STATED EXERCISE
Output the lines that follow exactly as they are.

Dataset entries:

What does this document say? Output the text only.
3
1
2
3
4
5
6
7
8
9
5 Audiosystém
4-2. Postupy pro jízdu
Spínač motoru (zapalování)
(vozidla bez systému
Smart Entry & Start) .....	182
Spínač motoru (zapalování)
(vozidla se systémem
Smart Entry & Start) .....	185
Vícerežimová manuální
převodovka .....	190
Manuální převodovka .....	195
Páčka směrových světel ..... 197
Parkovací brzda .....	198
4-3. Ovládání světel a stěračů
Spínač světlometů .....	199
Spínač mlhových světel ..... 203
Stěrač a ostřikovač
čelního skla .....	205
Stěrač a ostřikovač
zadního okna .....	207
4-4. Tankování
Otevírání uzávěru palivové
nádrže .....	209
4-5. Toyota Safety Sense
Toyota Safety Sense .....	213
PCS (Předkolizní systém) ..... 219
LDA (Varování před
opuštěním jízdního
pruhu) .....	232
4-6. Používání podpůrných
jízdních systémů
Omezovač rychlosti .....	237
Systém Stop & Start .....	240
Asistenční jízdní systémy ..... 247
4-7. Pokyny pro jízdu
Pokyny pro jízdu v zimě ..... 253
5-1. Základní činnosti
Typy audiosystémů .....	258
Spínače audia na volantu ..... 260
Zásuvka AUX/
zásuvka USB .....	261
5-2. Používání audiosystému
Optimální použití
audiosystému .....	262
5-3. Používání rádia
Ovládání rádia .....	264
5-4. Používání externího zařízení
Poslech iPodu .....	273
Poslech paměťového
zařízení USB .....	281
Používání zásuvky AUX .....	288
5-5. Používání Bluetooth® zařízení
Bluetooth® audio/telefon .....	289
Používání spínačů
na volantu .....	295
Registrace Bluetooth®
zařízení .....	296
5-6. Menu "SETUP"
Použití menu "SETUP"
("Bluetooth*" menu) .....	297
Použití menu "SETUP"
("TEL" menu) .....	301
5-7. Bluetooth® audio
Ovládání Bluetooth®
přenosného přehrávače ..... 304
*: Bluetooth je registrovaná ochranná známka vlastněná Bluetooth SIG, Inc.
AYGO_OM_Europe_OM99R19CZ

FULL OUTPUT
What does this document say? Output the text only.
3
1
2
3
4
5
6
7
8
9
5 Audiosystém
4-2. Postupy pro jízdu
Spínač motoru (zapalování)
(vozidla bez systému
Smart Entry & Start) .....	182
Spínač motoru (zapalování)
(vozidla se systémem
Smart Entry & Start) .....	185
Vícerežimová manuální
převodovka .....	190
Manuální převodovka .....	195
Páčka směrových světel ..... 197
Parkovací brzda .....	198
4-3. Ovládání světel a stěračů
Spínač světlometů .....	199
Spínač mlhových světel ..... 203
Stěrač a ostřikovač
čelního skla .....	205
Stěrač a ostřikovač
zadního okna .....	207
4-4. Tankování
Otevírání uzávěru palivové
nádrže .....	209
4-5. Toyota Safety Sense
Toyota Safety Sense .....	213
PCS (Předkolizní systém) ..... 219
LDA (Varování před
opuštěním jízdního
pruhu) .....	232
4-6. Používání podpůrných
jízdních systémů
Omezovač rychlosti .....	237
Systém Stop & Start .....	240
Asistenční jízdní systémy ..... 247
4-7. Pokyny pro jízdu
Pokyny pro jízdu v zimě ..... 253
5-1. Základní činnosti
Typy audiosystémů .....	258
Spínače audia na volantu ..... 260
Zásuvka AUX/
zásuvka USB .....	261
5-2. Používání audiosystému
Optimální použití
audiosystému .....	262
5-3. Používání rádia
Ovládání rádia .....	264
5-4. Používání externího zařízení
Poslech iPodu .....	273
Poslech paměťového
zařízení USB .....	281
Používání zásuvky AUX .....	288
5-5. Používání Bluetooth® zařízení
Bluetooth® audio/telefon .....	289
Používání spínačů
na volantu .....	295
Registrace Bluetooth®
zařízení .....	296
5-6. Menu "SETUP"
Použití menu "SETUP"
("Bluetooth*" menu) .....	297
Použití menu "SETUP"
("TEL" menu) .....	301
5-7. Bluetooth® audio
Ovládání Bluetooth®
přenosného přehrávače ..... 304
*: Bluetooth je registrovaná ochranná známka vlastněná Bluetooth SIG, Inc.
AYGO_OM_Europe_OM99R19CZ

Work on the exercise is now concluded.